Repeat the whole listing exactly.
#### RECORDS ####
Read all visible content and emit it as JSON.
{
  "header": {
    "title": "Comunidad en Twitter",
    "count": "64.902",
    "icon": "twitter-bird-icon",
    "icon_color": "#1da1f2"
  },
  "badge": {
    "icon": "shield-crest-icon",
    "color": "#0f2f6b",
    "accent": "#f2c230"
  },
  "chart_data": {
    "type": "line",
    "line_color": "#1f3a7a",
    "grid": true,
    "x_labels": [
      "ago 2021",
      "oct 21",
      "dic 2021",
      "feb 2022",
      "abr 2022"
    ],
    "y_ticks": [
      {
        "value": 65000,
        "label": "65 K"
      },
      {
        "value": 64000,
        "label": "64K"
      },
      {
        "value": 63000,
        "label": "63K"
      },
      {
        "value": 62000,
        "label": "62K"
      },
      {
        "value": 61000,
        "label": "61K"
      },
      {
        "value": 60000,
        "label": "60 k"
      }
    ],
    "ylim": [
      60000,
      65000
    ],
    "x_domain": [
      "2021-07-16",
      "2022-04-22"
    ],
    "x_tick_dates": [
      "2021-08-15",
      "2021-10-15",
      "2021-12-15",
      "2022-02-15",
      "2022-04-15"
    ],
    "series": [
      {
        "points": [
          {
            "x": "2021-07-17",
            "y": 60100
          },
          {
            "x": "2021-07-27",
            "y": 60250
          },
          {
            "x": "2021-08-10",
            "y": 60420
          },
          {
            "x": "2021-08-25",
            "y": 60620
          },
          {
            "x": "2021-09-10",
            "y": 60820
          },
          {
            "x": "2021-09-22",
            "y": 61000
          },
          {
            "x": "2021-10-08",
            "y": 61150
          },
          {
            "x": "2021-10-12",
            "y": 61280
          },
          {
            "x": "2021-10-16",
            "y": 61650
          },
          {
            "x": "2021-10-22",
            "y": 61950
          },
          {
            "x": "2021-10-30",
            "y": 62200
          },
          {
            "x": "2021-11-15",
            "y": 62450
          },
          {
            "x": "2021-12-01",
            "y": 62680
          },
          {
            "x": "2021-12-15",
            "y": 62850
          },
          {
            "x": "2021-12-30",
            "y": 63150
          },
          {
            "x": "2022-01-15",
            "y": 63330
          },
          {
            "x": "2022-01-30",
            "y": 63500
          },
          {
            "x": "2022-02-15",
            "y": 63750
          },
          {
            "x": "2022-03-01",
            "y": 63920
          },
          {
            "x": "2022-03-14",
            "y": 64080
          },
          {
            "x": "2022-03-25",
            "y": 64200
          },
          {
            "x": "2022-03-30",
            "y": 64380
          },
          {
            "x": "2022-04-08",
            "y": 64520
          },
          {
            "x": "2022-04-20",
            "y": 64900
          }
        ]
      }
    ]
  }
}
####
_TASK RESPONSE_
Read all visible content and emit it as JSON.
{
  "header": {
    "title": "Comunidad en Twitter",
    "count": "64.902",
    "icon": "twitter-bird-icon",
    "icon_color": "#1da1f2"
  },
  "badge": {
    "icon": "shield-crest-icon",
    "color": "#0f2f6b",
    "accent": "#f2c230"
  },
  "chart_data": {
    "type": "line",
    "line_color": "#1f3a7a",
    "grid": true,
    "x_labels": [
      "ago 2021",
      "oct 21",
      "dic 2021",
      "feb 2022",
      "abr 2022"
    ],
    "y_ticks": [
      {
        "value": 65000,
        "label": "65 K"
      },
      {
        "value": 64000,
        "label": "64K"
      },
      {
        "value": 63000,
        "label": "63K"
      },
      {
        "value": 62000,
        "label": "62K"
      },
      {
        "value": 61000,
        "label": "61K"
      },
      {
        "value": 60000,
        "label": "60 k"
      }
    ],
    "ylim": [
      60000,
      65000
    ],
    "x_domain": [
      "2021-07-16",
      "2022-04-22"
    ],
    "x_tick_dates": [
      "2021-08-15",
      "2021-10-15",
      "2021-12-15",
      "2022-02-15",
      "2022-04-15"
    ],
    "series": [
      {
        "points": [
          {
            "x": "2021-07-17",
            "y": 60100
          },
          {
            "x": "2021-07-27",
            "y": 60250
          },
          {
            "x": "2021-08-10",
            "y": 60420
          },
          {
            "x": "2021-08-25",
            "y": 60620
          },
          {
            "x": "2021-09-10",
            "y": 60820
          },
          {
            "x": "2021-09-22",
            "y": 61000
          },
          {
            "x": "2021-10-08",
            "y": 61150
          },
          {
            "x": "2021-10-12",
            "y": 61280
          },
          {
            "x": "2021-10-16",
            "y": 61650
          },
          {
            "x": "2021-10-22",
            "y": 61950
          },
          {
            "x": "2021-10-30",
            "y": 62200
          },
          {
            "x": "2021-11-15",
            "y": 62450
          },
          {
            "x": "2021-12-01",
            "y": 62680
          },
          {
            "x": "2021-12-15",
            "y": 62850
          },
          {
            "x": "2021-12-30",
            "y": 63150
          },
          {
            "x": "2022-01-15",
            "y": 63330
          },
          {
            "x": "2022-01-30",
            "y": 63500
          },
          {
            "x": "2022-02-15",
            "y": 63750
          },
          {
            "x": "2022-03-01",
            "y": 63920
          },
          {
            "x": "2022-03-14",
            "y": 64080
          },
          {
            "x": "2022-03-25",
            "y": 64200
          },
          {
            "x": "2022-03-30",
            "y": 64380
          },
          {
            "x": "2022-04-08",
            "y": 64520
          },
          {
            "x": "2022-04-20",
            "y": 64900
          }
        ]
      }
    ]
  }
}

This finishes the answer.